#### [Parts of the exercise]
#1 Copy out, word for word, the stretch of the black duck passage from "Between 1,500 and" through "was a mallard.".
#2 In the black duck passage, on average about how many black ducks do Beuth and his team catch each year?

#### [Page text]
**********
Between 1,500 and 5,000 black ducks
winter in ponds, salt marshes and protected coves in Rhode Island each year,
and a couple hundred linger in the state for the summer, though only a few are
believed to breed here.
“Our numbers fluctuate in winter
based on ice conditions,” Beuth said. “The icier it is in the Northeast from
November to February, the more black ducks we get. Inland birds push south to
southern New England when ponds and streams freeze. They get pressured to the
coast where the open water remains.”
About four days each week, beginning
after the hunting season ends and running through mid-March, Beuth and his team
trap ducks for banding. They catch an average of about 300 black ducks each
year and lots of mallards, which often rest and feed with the black ducks. At Great
Island, however, every bird captured was a mallard.
“Some days when we shoot the net, we
get 20 birds and they’re all black ducks,” said Beuth. “But not today.”
One thing he has learned so far from
the banding study is that hunting does not appear to have a significant impact
on the black duck population. “We’ve ruled out hunting as the factor that’s
limiting the population,” he said. “In years when the harvest goes up, the
population actually goes up a little. In years when the harvest is down, the
population doesn’t necessarily jump up. It’s counterintuitive.”
**********
#### [Records provided]

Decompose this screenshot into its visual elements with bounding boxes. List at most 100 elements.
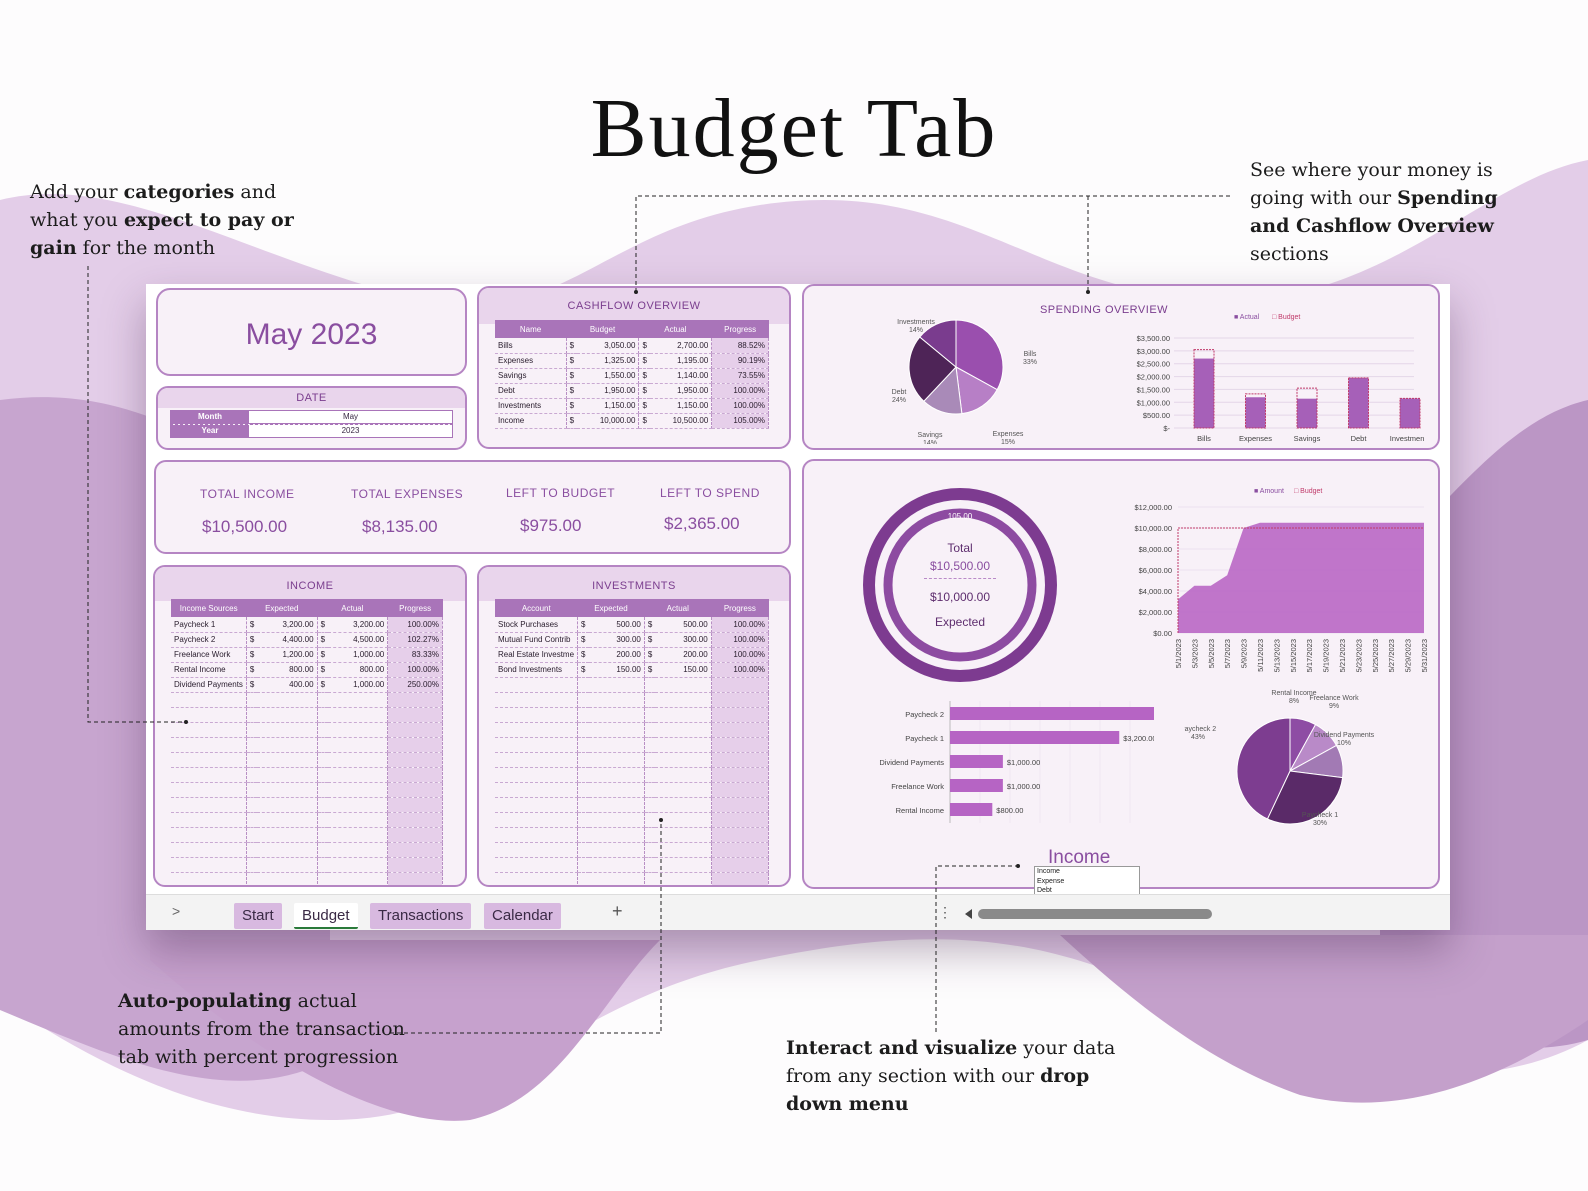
table-cell[interactable] <box>328 752 389 768</box>
table-cell[interactable] <box>644 842 656 858</box>
table-cell[interactable] <box>495 827 579 843</box>
table-row-empty[interactable] <box>171 827 443 843</box>
tab-budget[interactable]: Budget <box>294 903 358 929</box>
table-cell[interactable] <box>577 812 589 828</box>
table-cell[interactable] <box>644 707 656 723</box>
tab-transactions[interactable]: Transactions <box>370 903 472 929</box>
table-cell[interactable]: Stock Purchases <box>495 617 579 633</box>
table-cell[interactable] <box>588 812 645 828</box>
table-cell[interactable] <box>577 872 589 885</box>
table-row-empty[interactable] <box>171 872 443 885</box>
table-cell[interactable]: 400.00 <box>257 677 318 693</box>
table-cell[interactable] <box>246 842 258 858</box>
table-cell[interactable]: $ <box>638 368 650 384</box>
table-cell[interactable] <box>644 677 656 693</box>
table-cell[interactable] <box>387 692 443 708</box>
table-row-empty[interactable] <box>495 677 770 693</box>
table-cell[interactable] <box>171 782 247 798</box>
table-cell[interactable] <box>711 707 770 723</box>
table-cell[interactable]: $ <box>566 353 578 369</box>
table-cell[interactable]: 4,400.00 <box>257 632 318 648</box>
table-cell[interactable]: 150.00 <box>655 662 712 678</box>
table-cell[interactable] <box>387 737 443 753</box>
table-cell[interactable] <box>328 857 389 873</box>
table-cell[interactable] <box>644 872 656 885</box>
table-cell[interactable] <box>655 692 712 708</box>
table-row-empty[interactable] <box>171 842 443 858</box>
table-cell[interactable]: $ <box>638 383 650 399</box>
table-row-empty[interactable] <box>495 737 770 753</box>
table-cell[interactable]: $ <box>644 617 656 633</box>
table-cell[interactable] <box>171 752 247 768</box>
table-cell[interactable]: 100.00% <box>711 617 770 633</box>
table-cell[interactable]: 300.00 <box>655 632 712 648</box>
add-sheet-button[interactable]: + <box>612 901 623 921</box>
table-row-empty[interactable] <box>171 737 443 753</box>
table-cell[interactable]: Debt <box>495 383 567 399</box>
table-cell[interactable]: $ <box>638 398 650 414</box>
table-cell[interactable] <box>644 827 656 843</box>
tab-start[interactable]: Start <box>234 903 282 929</box>
table-cell[interactable] <box>387 872 443 885</box>
table-cell[interactable]: $ <box>638 413 650 429</box>
table-cell[interactable] <box>317 797 329 813</box>
table-cell[interactable]: Bond Investments <box>495 662 579 678</box>
table-cell[interactable] <box>655 812 712 828</box>
table-cell[interactable] <box>328 782 389 798</box>
table-cell[interactable] <box>387 767 443 783</box>
table-cell[interactable] <box>317 872 329 885</box>
table-cell[interactable] <box>577 692 589 708</box>
table-cell[interactable] <box>711 812 770 828</box>
table-cell[interactable] <box>246 827 258 843</box>
table-row-empty[interactable] <box>171 752 443 768</box>
table-cell[interactable]: $ <box>577 647 589 663</box>
table-cell[interactable] <box>644 737 656 753</box>
table-cell[interactable] <box>495 752 579 768</box>
table-cell[interactable]: 102.27% <box>387 632 443 648</box>
table-cell[interactable] <box>577 797 589 813</box>
table-cell[interactable]: Investments <box>495 398 567 414</box>
table-cell[interactable]: Expenses <box>495 353 567 369</box>
table-row-empty[interactable] <box>495 872 770 885</box>
table-row-empty[interactable] <box>495 827 770 843</box>
table-row-empty[interactable] <box>495 842 770 858</box>
table-cell[interactable]: Dividend Payments <box>171 677 247 693</box>
table-cell[interactable]: 105.00% <box>711 413 769 429</box>
tab-calendar[interactable]: Calendar <box>484 903 561 929</box>
table-cell[interactable]: 200.00 <box>588 647 645 663</box>
table-cell[interactable] <box>655 872 712 885</box>
table-cell[interactable] <box>711 752 770 768</box>
table-cell[interactable]: 1,950.00 <box>577 383 640 399</box>
table-cell[interactable]: 500.00 <box>588 617 645 633</box>
table-cell[interactable]: Income <box>495 413 567 429</box>
table-row-empty[interactable] <box>495 812 770 828</box>
table-cell[interactable]: $ <box>246 632 258 648</box>
table-cell[interactable]: 10,500.00 <box>649 413 713 429</box>
horizontal-scrollbar[interactable] <box>978 909 1212 919</box>
table-cell[interactable] <box>588 692 645 708</box>
table-cell[interactable]: Bills <box>495 338 567 354</box>
table-cell[interactable]: $ <box>566 398 578 414</box>
table-row-empty[interactable] <box>495 857 770 873</box>
table-cell[interactable]: 100.00% <box>711 398 769 414</box>
table-cell[interactable] <box>257 797 318 813</box>
table-cell[interactable] <box>577 737 589 753</box>
table-cell[interactable] <box>246 872 258 885</box>
table-cell[interactable]: 1,000.00 <box>328 677 389 693</box>
table-cell[interactable] <box>317 722 329 738</box>
table-cell[interactable] <box>171 797 247 813</box>
table-row-empty[interactable] <box>171 722 443 738</box>
table-cell[interactable] <box>317 842 329 858</box>
table-cell[interactable] <box>644 797 656 813</box>
table-cell[interactable]: 100.00% <box>711 632 770 648</box>
table-cell[interactable] <box>387 812 443 828</box>
table-cell[interactable] <box>644 857 656 873</box>
table-cell[interactable] <box>577 857 589 873</box>
table-row-empty[interactable] <box>171 812 443 828</box>
table-cell[interactable] <box>577 842 589 858</box>
table-cell[interactable]: 3,200.00 <box>328 617 389 633</box>
table-cell[interactable] <box>246 752 258 768</box>
table-cell[interactable] <box>257 842 318 858</box>
table-cell[interactable] <box>387 707 443 723</box>
table-cell[interactable] <box>588 767 645 783</box>
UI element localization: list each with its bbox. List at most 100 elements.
**********
#### [Solution list]
#1
Between 1,500 and 5,000 black ducks
winter in ponds, salt marshes and protected coves in Rhode Island each year,
and a couple hundred linger in the state for the summer, though only a few are
believed to breed here.
“Our numbers fluctuate in winter
based on ice conditions,” Beuth said. “The icier it is in the Northeast from
November to February, the more black ducks we get. Inland birds push south to
southern New England when ponds and streams freeze. They get pressured to the
coast where the open water remains.”
About four days each week, beginning
after the hunting season ends and running through mid-March, Beuth and his team
trap ducks for banding. They catch an average of about 300 black ducks each
year and lots of mallards, which often rest and feed with the black ducks. At Great
Island, however, every bird captured was a mallard.

#2 About 300 black ducks.